— Begin Material for this exercise —

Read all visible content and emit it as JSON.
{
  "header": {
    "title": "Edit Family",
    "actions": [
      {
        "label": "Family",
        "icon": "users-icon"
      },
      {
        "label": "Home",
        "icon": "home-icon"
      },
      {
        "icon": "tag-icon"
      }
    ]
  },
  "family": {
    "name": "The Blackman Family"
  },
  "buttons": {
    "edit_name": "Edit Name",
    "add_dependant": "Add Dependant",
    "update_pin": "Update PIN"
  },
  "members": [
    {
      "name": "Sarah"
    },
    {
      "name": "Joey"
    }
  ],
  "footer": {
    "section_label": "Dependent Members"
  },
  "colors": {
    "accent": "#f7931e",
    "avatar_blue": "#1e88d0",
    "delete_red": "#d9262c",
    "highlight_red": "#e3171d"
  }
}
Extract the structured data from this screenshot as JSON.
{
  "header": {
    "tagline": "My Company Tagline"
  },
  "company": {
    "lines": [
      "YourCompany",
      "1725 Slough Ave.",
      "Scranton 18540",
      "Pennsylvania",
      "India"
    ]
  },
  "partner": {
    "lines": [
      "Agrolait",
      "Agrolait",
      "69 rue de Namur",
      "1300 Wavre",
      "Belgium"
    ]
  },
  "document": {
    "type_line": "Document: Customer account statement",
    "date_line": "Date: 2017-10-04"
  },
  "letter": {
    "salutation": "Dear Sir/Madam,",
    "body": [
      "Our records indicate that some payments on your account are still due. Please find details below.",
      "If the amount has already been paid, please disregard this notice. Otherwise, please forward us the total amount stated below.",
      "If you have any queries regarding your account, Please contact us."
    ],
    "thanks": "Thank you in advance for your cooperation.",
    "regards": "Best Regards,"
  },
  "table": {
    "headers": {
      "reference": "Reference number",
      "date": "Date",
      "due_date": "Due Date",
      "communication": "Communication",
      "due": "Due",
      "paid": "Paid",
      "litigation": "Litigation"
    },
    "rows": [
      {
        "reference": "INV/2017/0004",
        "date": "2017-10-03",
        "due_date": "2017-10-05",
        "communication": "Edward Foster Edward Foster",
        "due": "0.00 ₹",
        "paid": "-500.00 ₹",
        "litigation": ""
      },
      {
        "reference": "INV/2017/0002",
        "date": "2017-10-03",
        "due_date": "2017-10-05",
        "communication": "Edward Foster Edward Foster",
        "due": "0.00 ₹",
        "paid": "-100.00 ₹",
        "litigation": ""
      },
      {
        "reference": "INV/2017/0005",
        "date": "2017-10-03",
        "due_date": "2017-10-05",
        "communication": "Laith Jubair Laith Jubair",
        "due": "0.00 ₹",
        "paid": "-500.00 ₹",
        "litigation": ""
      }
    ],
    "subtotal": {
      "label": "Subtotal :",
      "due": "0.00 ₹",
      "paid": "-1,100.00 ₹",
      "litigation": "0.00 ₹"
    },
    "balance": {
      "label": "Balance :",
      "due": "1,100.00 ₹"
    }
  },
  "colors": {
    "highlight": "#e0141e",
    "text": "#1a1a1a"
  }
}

— End Material for this exercise —

■ Work required: Copy out the lines that hold "JSON".

■ Response:
Read all visible content and emit it as JSON.
Extract the structured data from this screenshot as JSON.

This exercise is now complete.